[Listings of boxed layout items]
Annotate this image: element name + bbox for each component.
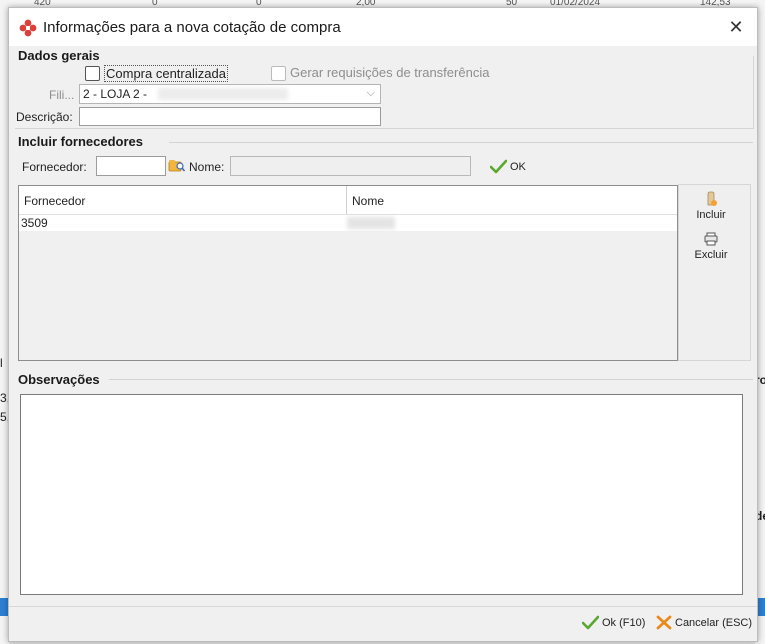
incluir-fornecedores-divider — [169, 142, 753, 143]
add-supplier-ok-button[interactable]: OK — [490, 159, 526, 174]
add-record-icon — [707, 191, 717, 206]
incluir-label: Incluir — [696, 209, 726, 221]
dialog-footer: Ok (F10) Cancelar (ESC) — [9, 606, 757, 641]
grid-header: Fornecedor Nome — [19, 186, 677, 215]
section-observacoes-title: Observações — [18, 372, 100, 387]
nova-cotacao-dialog: Informações para a nova cotação de compr… — [8, 7, 758, 642]
compra-centralizada-checkbox[interactable] — [85, 66, 100, 81]
fornecedores-grid: Fornecedor Nome 3509 — [18, 185, 678, 361]
filial-label: Fili... — [49, 88, 75, 102]
column-header-nome[interactable]: Nome — [347, 186, 677, 214]
ok-button[interactable]: Ok (F10) — [582, 615, 645, 630]
gerar-requisicoes-checkbox[interactable] — [271, 66, 286, 81]
fornecedor-code-input[interactable] — [96, 156, 166, 176]
compra-centralizada-label[interactable]: Compra centralizada — [104, 65, 228, 82]
filial-value: 2 - LOJA 2 - — [83, 87, 148, 101]
nome-label: Nome: — [189, 160, 225, 174]
search-supplier-icon[interactable] — [168, 158, 185, 173]
background-glyph: l — [0, 356, 3, 370]
excluir-button[interactable]: Excluir — [681, 231, 741, 261]
descricao-input[interactable] — [79, 107, 381, 126]
check-icon — [490, 159, 507, 174]
cancel-x-icon — [656, 615, 672, 630]
app-logo-icon — [19, 19, 37, 37]
dialog-titlebar: Informações para a nova cotação de compr… — [9, 8, 757, 46]
observacoes-textarea[interactable] — [20, 394, 743, 595]
cell-fornecedor: 3509 — [21, 216, 48, 230]
excluir-label: Excluir — [694, 249, 728, 261]
nome-field — [230, 156, 471, 176]
section-incluir-fornecedores-title: Incluir fornecedores — [18, 134, 143, 149]
ok-button-label: Ok (F10) — [602, 616, 646, 629]
close-button[interactable]: ✕ — [721, 14, 751, 40]
add-supplier-ok-label: OK — [510, 160, 526, 173]
chevron-down-icon: ⌵ — [366, 87, 375, 99]
dialog-title: Informações para a nova cotação de compr… — [43, 19, 341, 36]
delete-record-icon — [704, 232, 718, 246]
cancel-button-label: Cancelar (ESC) — [675, 616, 753, 629]
observacoes-divider — [109, 379, 753, 380]
gerar-requisicoes-label: Gerar requisições de transferência — [290, 65, 490, 80]
table-row[interactable]: 3509 — [19, 215, 677, 231]
filial-name-redacted — [158, 88, 288, 100]
cancel-button[interactable]: Cancelar (ESC) — [656, 615, 752, 630]
incluir-button[interactable]: Incluir — [681, 191, 741, 221]
fornecedor-label: Fornecedor: — [22, 160, 87, 174]
column-header-fornecedor[interactable]: Fornecedor — [19, 186, 347, 214]
descricao-label: Descrição: — [16, 110, 73, 124]
grid-actions-panel: Incluir Excluir — [678, 184, 751, 361]
filial-select[interactable]: 2 - LOJA 2 - ⌵ — [79, 84, 381, 104]
check-icon — [582, 615, 599, 630]
cell-nome-redacted — [347, 217, 395, 229]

Request -> Copy the records from the line with "incluir-fornecedores-divider — [169, 142, 753, 143]" to the line with "excluir-button[interactable]: Excluir —", swapping "LOJA 2" for "LOJA 5" and keeping everything else the same.

Completed exercise ->
incluir-fornecedores-divider — [169, 142, 753, 143]
add-supplier-ok-button[interactable]: OK — [490, 159, 526, 174]
add-record-icon — [707, 191, 717, 206]
incluir-label: Incluir — [696, 209, 726, 221]
dialog-footer: Ok (F10) Cancelar (ESC) — [9, 606, 757, 641]
grid-header: Fornecedor Nome — [19, 186, 677, 215]
section-observacoes-title: Observações — [18, 372, 100, 387]
nova-cotacao-dialog: Informações para a nova cotação de compr… — [8, 7, 758, 642]
compra-centralizada-checkbox[interactable] — [85, 66, 100, 81]
fornecedores-grid: Fornecedor Nome 3509 — [18, 185, 678, 361]
filial-label: Fili... — [49, 88, 75, 102]
column-header-nome[interactable]: Nome — [347, 186, 677, 214]
ok-button[interactable]: Ok (F10) — [582, 615, 645, 630]
gerar-requisicoes-checkbox[interactable] — [271, 66, 286, 81]
fornecedor-code-input[interactable] — [96, 156, 166, 176]
compra-centralizada-label[interactable]: Compra centralizada — [104, 65, 228, 82]
filial-value: 2 - LOJA 5 - — [83, 87, 148, 101]
nome-label: Nome: — [189, 160, 225, 174]
search-supplier-icon[interactable] — [168, 158, 185, 173]
background-glyph: l — [0, 356, 3, 370]
excluir-button[interactable]: Excluir — [681, 231, 741, 261]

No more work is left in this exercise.